= Excerpt provided =
BEGIN
At the heart of this project are VPN tunnels. Since this is an overlay network, the physical links for the network are through several NAT isolated links to the Internet. As such, it is critical that network tunnels be used to establish a virtual cable between the various nodes in the network.
However, tunnels are always a bit of a weird experience. I’ve done a lot of work over the year with small-scale OpenVPN tunnels for connecting my own PC to my home network while roaming, but I knew there were several other tunneling technologies out there.
After researching a few of the other technologies I discovered that the big technologies out there were PPTP (an old tech I’d known about for over a decade,) L2TP/IPSEC, SSTP, IKE, and OpenVPN. The first two are supported directly in Windows, which would have been nice. However, each of them had their own problems.
PPTP is insecure. The initial tunnel’s authentication process is relatively easy to defeat and the PPP headers are unencrypted/unsigned.
END
= Work instructions =
Summarize the passage on VPN tunnels in two sentences. The lines that follow come from a different source.

= Provided material =
BEGIN
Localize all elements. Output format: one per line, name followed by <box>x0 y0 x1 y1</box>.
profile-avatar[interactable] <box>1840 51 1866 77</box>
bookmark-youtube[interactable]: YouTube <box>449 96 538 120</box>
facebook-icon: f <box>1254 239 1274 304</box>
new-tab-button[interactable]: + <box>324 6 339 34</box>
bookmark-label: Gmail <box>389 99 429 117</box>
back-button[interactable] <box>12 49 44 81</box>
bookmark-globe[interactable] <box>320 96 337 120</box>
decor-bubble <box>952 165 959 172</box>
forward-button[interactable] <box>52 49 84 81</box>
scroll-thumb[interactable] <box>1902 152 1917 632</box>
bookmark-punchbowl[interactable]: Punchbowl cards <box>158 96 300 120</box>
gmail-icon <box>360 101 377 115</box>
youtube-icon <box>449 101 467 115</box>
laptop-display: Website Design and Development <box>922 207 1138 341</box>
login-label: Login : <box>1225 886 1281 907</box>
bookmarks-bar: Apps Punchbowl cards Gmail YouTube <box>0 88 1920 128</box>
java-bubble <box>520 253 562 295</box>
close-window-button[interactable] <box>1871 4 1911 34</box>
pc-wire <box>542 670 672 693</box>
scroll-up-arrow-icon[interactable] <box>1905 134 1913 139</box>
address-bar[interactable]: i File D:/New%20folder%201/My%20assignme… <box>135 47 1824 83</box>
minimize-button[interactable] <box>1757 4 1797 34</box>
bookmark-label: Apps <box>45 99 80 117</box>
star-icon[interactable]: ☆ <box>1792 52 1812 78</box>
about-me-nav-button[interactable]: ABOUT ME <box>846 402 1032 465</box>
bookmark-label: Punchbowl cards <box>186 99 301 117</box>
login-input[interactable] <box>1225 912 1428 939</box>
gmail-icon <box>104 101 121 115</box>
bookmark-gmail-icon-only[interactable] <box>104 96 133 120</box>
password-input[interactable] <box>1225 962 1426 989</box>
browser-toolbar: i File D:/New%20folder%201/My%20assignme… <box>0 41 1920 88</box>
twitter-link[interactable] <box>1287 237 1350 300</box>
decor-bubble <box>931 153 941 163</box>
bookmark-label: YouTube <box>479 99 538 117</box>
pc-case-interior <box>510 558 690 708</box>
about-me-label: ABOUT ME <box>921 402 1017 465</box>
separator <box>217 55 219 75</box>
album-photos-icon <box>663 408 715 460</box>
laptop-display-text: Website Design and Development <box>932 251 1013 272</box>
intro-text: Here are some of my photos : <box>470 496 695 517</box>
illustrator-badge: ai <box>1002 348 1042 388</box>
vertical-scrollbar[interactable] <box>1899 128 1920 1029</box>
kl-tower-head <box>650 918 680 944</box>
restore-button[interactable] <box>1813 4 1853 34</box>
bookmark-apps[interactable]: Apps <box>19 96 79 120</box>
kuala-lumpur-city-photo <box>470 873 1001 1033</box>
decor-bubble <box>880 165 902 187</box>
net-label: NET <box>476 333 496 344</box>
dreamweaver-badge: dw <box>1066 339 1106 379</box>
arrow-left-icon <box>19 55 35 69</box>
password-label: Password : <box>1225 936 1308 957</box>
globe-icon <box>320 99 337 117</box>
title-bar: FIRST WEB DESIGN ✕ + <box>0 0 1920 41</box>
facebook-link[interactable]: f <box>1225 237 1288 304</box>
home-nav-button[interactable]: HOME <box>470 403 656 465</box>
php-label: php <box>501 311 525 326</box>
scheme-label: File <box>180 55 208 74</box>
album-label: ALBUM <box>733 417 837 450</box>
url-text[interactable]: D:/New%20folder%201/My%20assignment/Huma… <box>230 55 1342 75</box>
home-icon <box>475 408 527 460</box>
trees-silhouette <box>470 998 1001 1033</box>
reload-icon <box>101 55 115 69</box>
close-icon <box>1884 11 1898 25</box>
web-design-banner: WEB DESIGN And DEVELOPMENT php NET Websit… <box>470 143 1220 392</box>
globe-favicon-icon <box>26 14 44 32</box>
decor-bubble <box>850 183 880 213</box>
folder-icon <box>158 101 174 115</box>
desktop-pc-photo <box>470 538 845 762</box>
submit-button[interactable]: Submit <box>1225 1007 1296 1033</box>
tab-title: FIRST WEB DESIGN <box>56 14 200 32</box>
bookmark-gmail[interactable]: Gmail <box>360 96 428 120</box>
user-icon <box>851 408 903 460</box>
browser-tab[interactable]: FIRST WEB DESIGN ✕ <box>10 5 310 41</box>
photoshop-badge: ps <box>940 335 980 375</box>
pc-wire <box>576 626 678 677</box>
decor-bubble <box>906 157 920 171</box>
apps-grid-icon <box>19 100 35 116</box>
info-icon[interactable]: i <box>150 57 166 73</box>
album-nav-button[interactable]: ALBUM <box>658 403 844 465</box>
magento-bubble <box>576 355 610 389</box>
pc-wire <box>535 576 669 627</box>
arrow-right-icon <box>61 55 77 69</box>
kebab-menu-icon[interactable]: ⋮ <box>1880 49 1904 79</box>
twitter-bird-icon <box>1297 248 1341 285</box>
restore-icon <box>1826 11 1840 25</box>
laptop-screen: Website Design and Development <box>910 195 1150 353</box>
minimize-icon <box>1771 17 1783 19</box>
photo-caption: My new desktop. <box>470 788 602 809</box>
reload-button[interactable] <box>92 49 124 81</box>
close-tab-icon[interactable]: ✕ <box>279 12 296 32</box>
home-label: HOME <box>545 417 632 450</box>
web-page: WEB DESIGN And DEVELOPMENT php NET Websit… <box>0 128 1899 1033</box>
END
= Response =
The project is an overlay network whose physical links reach the Internet through several NAT isolated links, so it depends on VPN tunnels to establish a virtual cable between its nodes. Research turned up PPTP, L2TP/IPSEC, SSTP, IKE, and OpenVPN as the big tunneling technologies, and the first two are supported directly in Windows but each had problems: PPTP, for one, is insecure because its authentication is relatively easy to defeat and its PPP headers are unencrypted/unsigned.